## RAW DATA

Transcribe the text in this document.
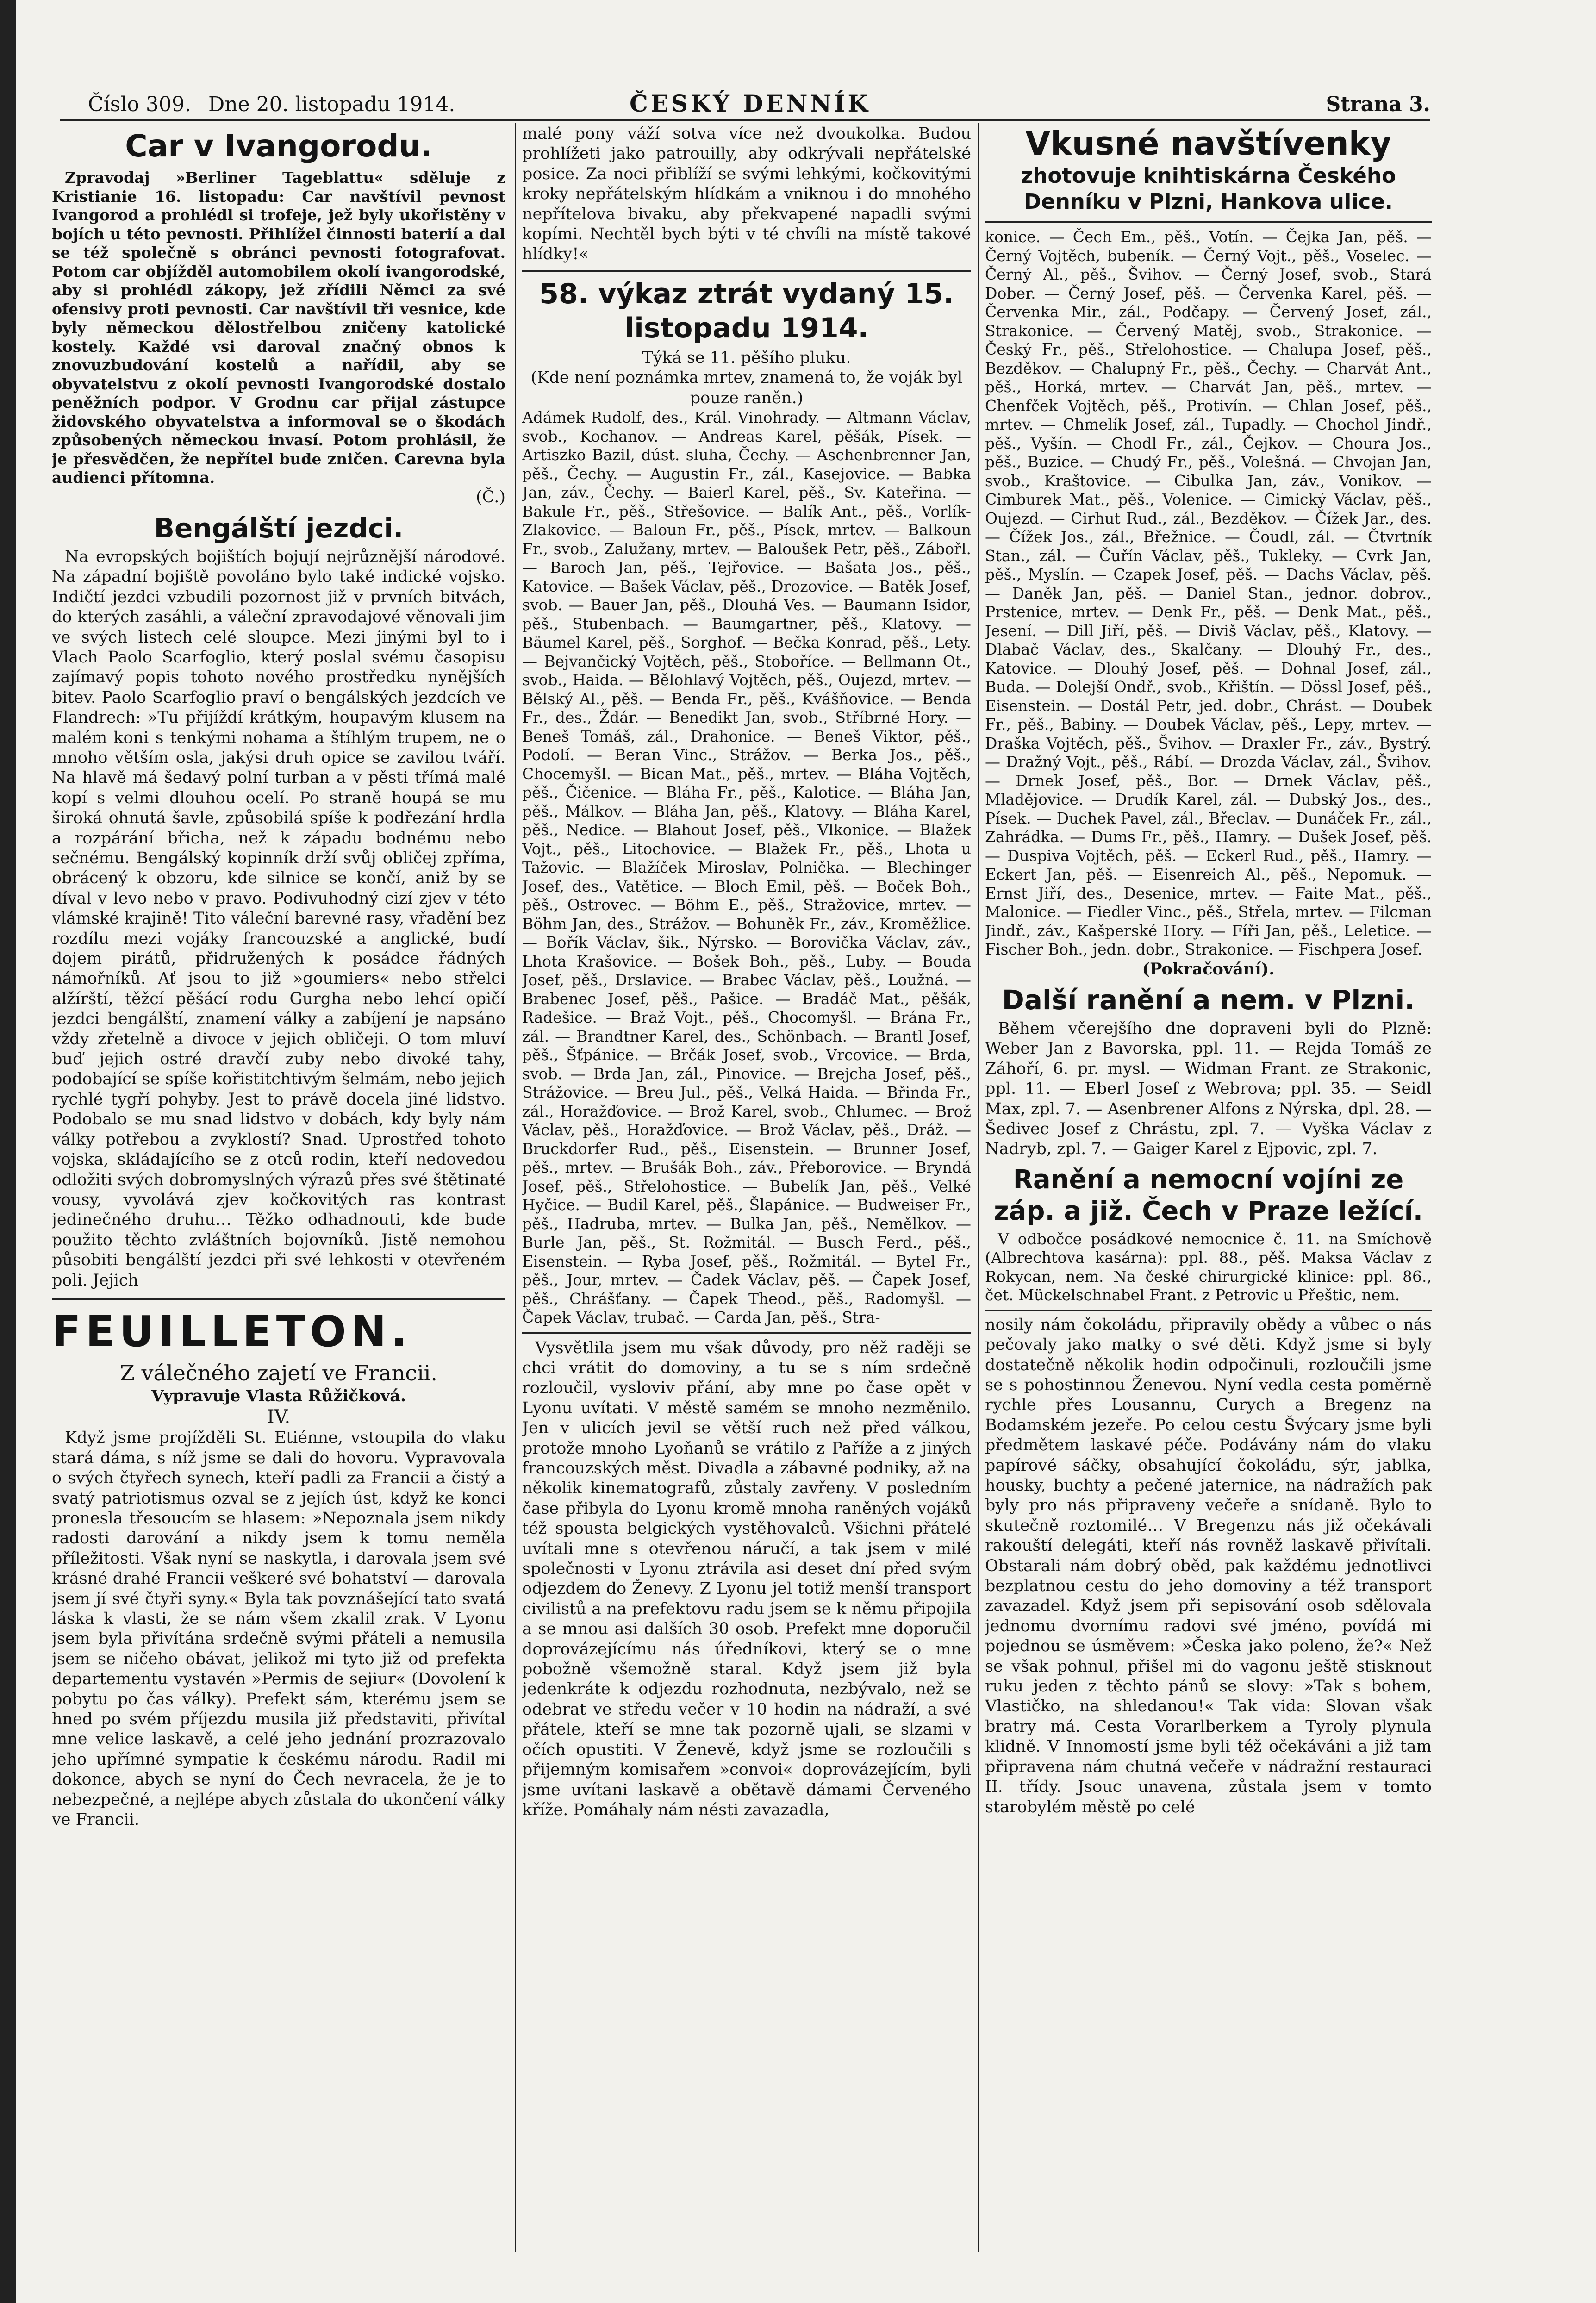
Číslo 309. Dne 20. listopadu 1914.	ČESKÝ DENNÍK	Strana 3.
Car v Ivangorodu.

Zpravodaj »Berliner Tageblattu« sděluje z Kristianie 16. listopadu: Car navštívil pevnost Ivangorod a prohlédl si trofeje, jež byly ukořistěny v bojích u této pevnosti. Přihlížel činnosti baterií a dal se též společně s obránci pevnosti fotografovat. Potom car objížděl automobilem okolí ivangorodské, aby si prohlédl zákopy, jež zřídili Němci za své ofensivy proti pevnosti. Car navštívil tři vesnice, kde byly německou dělostřelbou zničeny katolické kostely. Každé vsi daroval značný obnos k znovuzbudování kostelů a nařídil, aby se obyvatelstvu z okolí pevnosti Ivangorodské dostalo peněžních podpor. V Grodnu car přijal zástupce židovského obyvatelstva a informoval se o škodách způsobených německou invasí. Potom prohlásil, že je přesvědčen, že nepřítel bude zničen. Carevna byla audienci přítomna.

(Č.)
Bengálští jezdci.

Na evropských bojištích bojují nejrůznější národové. Na západní bojiště povoláno bylo také indické vojsko. Indičtí jezdci vzbudili pozornost již v prvních bitvách, do kterých zasáhli, a váleční zpravodajové věnovali jim ve svých listech celé sloupce. Mezi jinými byl to i Vlach Paolo Scarfoglio, který poslal svému časopisu zajímavý popis tohoto nového prostředku nynějších bitev. Paolo Scarfoglio praví o bengálských jezdcích ve Flandrech: »Tu přijíždí krátkým, houpavým klusem na malém koni s tenkými nohama a štíhlým trupem, ne o mnoho větším osla, jakýsi druh opice se zavilou tváří. Na hlavě má šedavý polní turban a v pěsti třímá malé kopí s velmi dlouhou ocelí. Po straně houpá se mu široká ohnutá šavle, způsobilá spíše k podřezání hrdla a rozpárání břicha, než k západu bodnému nebo sečnému. Bengálský kopinník drží svůj obličej zpříma, obrácený k obzoru, kde silnice se končí, aniž by se díval v levo nebo v pravo. Podivuhodný cizí zjev v této vlámské krajině! Tito váleční barevné rasy, vřadění bez rozdílu mezi vojáky francouzské a anglické, budí dojem pirátů, přidružených k posádce řádných námořníků. Ať jsou to již »goumiers« nebo střelci alžírští, těžcí pěšácí rodu Gurgha nebo lehcí opičí jezdci bengálští, znamení války a zabíjení je napsáno vždy zřetelně a divoce v jejich obličeji. O tom mluví buď jejich ostré dravčí zuby nebo divoké tahy, podobající se spíše kořistitchtivým šelmám, nebo jejich rychlé tygří pohyby. Jest to právě docela jiné lidstvo. Podobalo se mu snad lidstvo v dobách, kdy byly nám války potřebou a zvyklostí? Snad. Uprostřed tohoto vojska, skládajícího se z otců rodin, kteří nedovedou odložiti svých dobromyslných výrazů přes své štětinaté vousy, vyvolává zjev kočkovitých ras kontrast jedinečného druhu… Těžko odhadnouti, kde bude použito těchto zvláštních bojovníků. Jistě nemohou působiti bengálští jezdci při své lehkosti v otevřeném poli. Jejich

FEUILLETON.
Z válečného zajetí ve Francii.
Vypravuje Vlasta Růžičková.
IV.

Když jsme projížděli St. Etiénne, vstoupila do vlaku stará dáma, s níž jsme se dali do hovoru. Vypravovala o svých čtyřech synech, kteří padli za Francii a čistý a svatý patriotismus ozval se z jejích úst, když ke konci pronesla třesoucím se hlasem: »Nepoznala jsem nikdy radosti darování a nikdy jsem k tomu neměla příležitosti. Však nyní se naskytla, i darovala jsem své krásné drahé Francii veškeré své bohatství — darovala jsem jí své čtyři syny.« Byla tak povznášející tato svatá láska k vlasti, že se nám všem zkalil zrak. V Lyonu jsem byla přivítána srdečně svými přáteli a nemusila jsem se ničeho obávat, jelikož mi tyto již od prefekta departementu vystavén »Permis de sejiur« (Dovolení k pobytu po čas války). Prefekt sám, kterému jsem se hned po svém příjezdu musila již představiti, přivítal mne velice laskavě, a celé jeho jednání prozrazovalo jeho upřímné sympatie k českému národu. Radil mi dokonce, abych se nyní do Čech nevracela, že je to nebezpečné, a nejlépe abych zůstala do ukončení války ve Francii.

malé pony váží sotva více než dvoukolka. Budou prohlížeti jako patrouilly, aby odkrývali nepřátelské posice. Za noci přiblíží se svými lehkými, kočkovitými kroky nepřátelským hlídkám a vniknou i do mnohého nepřítelova bivaku, aby překvapené napadli svými kopími. Nechtěl bych býti v té chvíli na místě takové hlídky!«

58. výkaz ztrát vydaný 15. listopadu 1914.
Týká se 11. pěšího pluku.
(Kde není poznámka mrtev, znamená to, že voják byl pouze raněn.)

Adámek Rudolf, des., Král. Vinohrady. — Altmann Václav, svob., Kochanov. — Andreas Karel, pěšák, Písek. — Artiszko Bazil, dúst. sluha, Čechy. — Aschenbrenner Jan, pěš., Čechy. — Augustin Fr., zál., Kasejovice. — Babka Jan, záv., Čechy. — Baierl Karel, pěš., Sv. Kateřina. — Bakule Fr., pěš., Střešovice. — Balík Ant., pěš., Vorlík-Zlakovice. — Baloun Fr., pěš., Písek, mrtev. — Balkoun Fr., svob., Zalužany, mrtev. — Baloušek Petr, pěš., Zábořl. — Baroch Jan, pěš., Tejřovice. — Bašata Jos., pěš., Katovice. — Bašek Václav, pěš., Drozovice. — Batěk Josef, svob. — Bauer Jan, pěš., Dlouhá Ves. — Baumann Isidor, pěš., Stubenbach. — Baumgartner, pěš., Klatovy. — Bäumel Karel, pěš., Sorghof. — Bečka Konrad, pěš., Lety. — Bejvančický Vojtěch, pěš., Stoboříce. — Bellmann Ot., svob., Haida. — Bělohlavý Vojtěch, pěš., Oujezd, mrtev. — Bělský Al., pěš. — Benda Fr., pěš., Kvášňovice. — Benda Fr., des., Ždár. — Benedikt Jan, svob., Stříbrné Hory. — Beneš Tomáš, zál., Drahonice. — Beneš Viktor, pěš., Podolí. — Beran Vinc., Strážov. — Berka Jos., pěš., Chocemyšl. — Bican Mat., pěš., mrtev. — Bláha Vojtěch, pěš., Čičenice. — Bláha Fr., pěš., Kalotice. — Bláha Jan, pěš., Málkov. — Bláha Jan, pěš., Klatovy. — Bláha Karel, pěš., Nedice. — Blahout Josef, pěš., Vlkonice. — Blažek Vojt., pěš., Litochovice. — Blažek Fr., pěš., Lhota u Tažovic. — Blažíček Miroslav, Polnička. — Blechinger Josef, des., Vatětice. — Bloch Emil, pěš. — Boček Boh., pěš., Ostrovec. — Böhm E., pěš., Stražovice, mrtev. — Böhm Jan, des., Strážov. — Bohuněk Fr., záv., Kroměžlice. — Bořík Václav, šik., Nýrsko. — Borovička Václav, záv., Lhota Krašovice. — Bošek Boh., pěš., Luby. — Bouda Josef, pěš., Drslavice. — Brabec Václav, pěš., Loužná. — Brabenec Josef, pěš., Pašice. — Bradáč Mat., pěšák, Radešice. — Braž Vojt., pěš., Chocomyšl. — Brána Fr., zál. — Brandtner Karel, des., Schönbach. — Brantl Josef, pěš., Šťpánice. — Brčák Josef, svob., Vrcovice. — Brda, svob. — Brda Jan, zál., Pinovice. — Brejcha Josef, pěš., Strážovice. — Breu Jul., pěš., Velká Haida. — Břinda Fr., zál., Horažďovice. — Brož Karel, svob., Chlumec. — Brož Václav, pěš., Horažďovice. — Brož Václav, pěš., Dráž. — Bruckdorfer Rud., pěš., Eisenstein. — Brunner Josef, pěš., mrtev. — Brušák Boh., záv., Přeborovice. — Bryndá Josef, pěš., Střelohostice. — Bubelík Jan, pěš., Velké Hyčice. — Budil Karel, pěš., Šlapánice. — Budweiser Fr., pěš., Hadruba, mrtev. — Bulka Jan, pěš., Nemělkov. — Burle Jan, pěš., St. Rožmitál. — Busch Ferd., pěš., Eisenstein. — Ryba Josef, pěš., Rožmitál. — Bytel Fr., pěš., Jour, mrtev. — Čadek Václav, pěš. — Čapek Josef, pěš., Chrášťany. — Čapek Theod., pěš., Radomyšl. — Čapek Václav, trubač. — Carda Jan, pěš., Stra-

Vysvětlila jsem mu však důvody, pro něž raději se chci vrátit do domoviny, a tu se s ním srdečně rozloučil, vysloviv přání, aby mne po čase opět v Lyonu uvítati. V městě samém se mnoho nezměnilo. Jen v ulicích jevil se větší ruch než před válkou, protože mnoho Lyoňanů se vrátilo z Paříže a z jiných francouzských měst. Divadla a zábavné podniky, až na několik kinematografů, zůstaly zavřeny. V posledním čase přibyla do Lyonu kromě mnoha raněných vojáků též spousta belgických vystěhovalců. Všichni přátelé uvítali mne s otevřenou náručí, a tak jsem v milé společnosti v Lyonu ztrávila asi deset dní před svým odjezdem do Ženevy. Z Lyonu jel totiž menší transport civilistů a na prefektovu radu jsem se k němu připojila a se mnou asi dalších 30 osob. Prefekt mne doporučil doprovázejícímu nás úředníkovi, který se o mne pobožně všemožně staral. Když jsem již byla jedenkráte k odjezdu rozhodnuta, nezbývalo, než se odebrat ve středu večer v 10 hodin na nádraží, a své přátele, kteří se mne tak pozorně ujali, se slzami v očích opustiti. V Ženevě, když jsme se rozloučili s přijemným komisařem »convoi« doprovázejícím, byli jsme uvítani laskavě a obětavě dámami Červeného kříže. Pomáhaly nám nésti zavazadla,

Vkusné navštívenky
zhotovuje knihtiskárna Českého Denníku v Plzni, Hankova ulice.

konice. — Čech Em., pěš., Votín. — Čejka Jan, pěš. — Černý Vojtěch, bubeník. — Černý Vojt., pěš., Voselec. — Černý Al., pěš., Švihov. — Černý Josef, svob., Stará Dober. — Černý Josef, pěš. — Červenka Karel, pěš. — Červenka Mir., zál., Podčapy. — Červený Josef, zál., Strakonice. — Červený Matěj, svob., Strakonice. — Český Fr., pěš., Střelohostice. — Chalupa Josef, pěš., Bezděkov. — Chalupný Fr., pěš., Čechy. — Charvát Ant., pěš., Horká, mrtev. — Charvát Jan, pěš., mrtev. — Chenfček Vojtěch, pěš., Protivín. — Chlan Josef, pěš., mrtev. — Chmelík Josef, zál., Tupadly. — Chochol Jindř., pěš., Vyšín. — Chodl Fr., zál., Čejkov. — Choura Jos., pěš., Buzice. — Chudý Fr., pěš., Volešná. — Chvojan Jan, svob., Kraštovice. — Cibulka Jan, záv., Vonikov. — Cimburek Mat., pěš., Volenice. — Cimický Václav, pěš., Oujezd. — Cirhut Rud., zál., Bezděkov. — Čížek Jar., des. — Čížek Jos., zál., Břežnice. — Čoudl, zál. — Čtvrtník Stan., zál. — Čuřín Václav, pěš., Tukleky. — Cvrk Jan, pěš., Myslín. — Czapek Josef, pěš. — Dachs Václav, pěš. — Daněk Jan, pěš. — Daniel Stan., jednor. dobrov., Prstenice, mrtev. — Denk Fr., pěš. — Denk Mat., pěš., Jesení. — Dill Jiří, pěš. — Diviš Václav, pěš., Klatovy. — Dlabač Václav, des., Skalčany. — Dlouhý Fr., des., Katovice. — Dlouhý Josef, pěš. — Dohnal Josef, zál., Buda. — Dolejší Ondř., svob., Křištín. — Dössl Josef, pěš., Eisenstein. — Dostál Petr, jed. dobr., Chrást. — Doubek Fr., pěš., Babiny. — Doubek Václav, pěš., Lepy, mrtev. — Draška Vojtěch, pěš., Švihov. — Draxler Fr., záv., Bystrý. — Dražný Vojt., pěš., Rábí. — Drozda Václav, zál., Švihov. — Drnek Josef, pěš., Bor. — Drnek Václav, pěš., Mladějovice. — Drudík Karel, zál. — Dubský Jos., des., Písek. — Duchek Pavel, zál., Břeclav. — Dunáček Fr., zál., Zahrádka. — Dums Fr., pěš., Hamry. — Dušek Josef, pěš. — Duspiva Vojtěch, pěš. — Eckerl Rud., pěš., Hamry. — Eckert Jan, pěš. — Eisenreich Al., pěš., Nepomuk. — Ernst Jiří, des., Desenice, mrtev. — Faite Mat., pěš., Malonice. — Fiedler Vinc., pěš., Střela, mrtev. — Filcman Jindř., záv., Kašperské Hory. — Fíři Jan, pěš., Leletice. — Fischer Boh., jedn. dobr., Strakonice. — Fischpera Josef.

(Pokračování).
Další ranění a nem. v Plzni.

Během včerejšího dne dopraveni byli do Plzně: Weber Jan z Bavorska, ppl. 11. — Rejda Tomáš ze Záhoří, 6. pr. mysl. — Widman Frant. ze Strakonic, ppl. 11. — Eberl Josef z Webrova; ppl. 35. — Seidl Max, zpl. 7. — Asenbrener Alfons z Nýrska, dpl. 28. — Šedivec Josef z Chrástu, zpl. 7. — Vyška Václav z Nadryb, zpl. 7. — Gaiger Karel z Ejpovic, zpl. 7.

Ranění a nemocní vojíni ze záp. a již. Čech v Praze ležící.

V odbočce posádkové nemocnice č. 11. na Smíchově (Albrechtova kasárna): ppl. 88., pěš. Maksa Václav z Rokycan, nem. Na české chirurgické klinice: ppl. 86., čet. Mückelschnabel Frant. z Petrovic u Přeštic, nem.

nosily nám čokoládu, připravily obědy a vůbec o nás pečovaly jako matky o své děti. Když jsme si byly dostatečně několik hodin odpočinuli, rozloučili jsme se s pohostinnou Ženevou. Nyní vedla cesta poměrně rychle přes Lousannu, Curych a Bregenz na Bodamském jezeře. Po celou cestu Švýcary jsme byli předmětem laskavé péče. Podávány nám do vlaku papírové sáčky, obsahující čokoládu, sýr, jablka, housky, buchty a pečené jaternice, na nádražích pak byly pro nás připraveny večeře a snídaně. Bylo to skutečně roztomilé… V Bregenzu nás již očekávali rakouští delegáti, kteří nás rovněž laskavě přivítali. Obstarali nám dobrý oběd, pak každému jednotlivci bezplatnou cestu do jeho domoviny a též transport zavazadel. Když jsem při sepisování osob sdělovala jednomu dvornímu radovi své jméno, povídá mi pojednou se úsměvem: »Česka jako poleno, že?« Než se však pohnul, přišel mi do vagonu ještě stisknout ruku jeden z těchto pánů se slovy: »Tak s bohem, Vlastičko, na shledanou!« Tak vida: Slovan však bratry má. Cesta Vorarlberkem a Tyroly plynula klidně. V Innomostí jsme byli též očekáváni a již tam připravena nám chutná večeře v nádražní restauraci II. třídy. Jsouc unavena, zůstala jsem v tomto starobylém městě po celé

## TASK INSTRUCTIONS
Scan the material line by line and report each one that contains "Plzni".

## FINAL RESULT
zhotovuje knihtiskárna Českého Denníku v Plzni, Hankova ulice.
Další ranění a nem. v Plzni.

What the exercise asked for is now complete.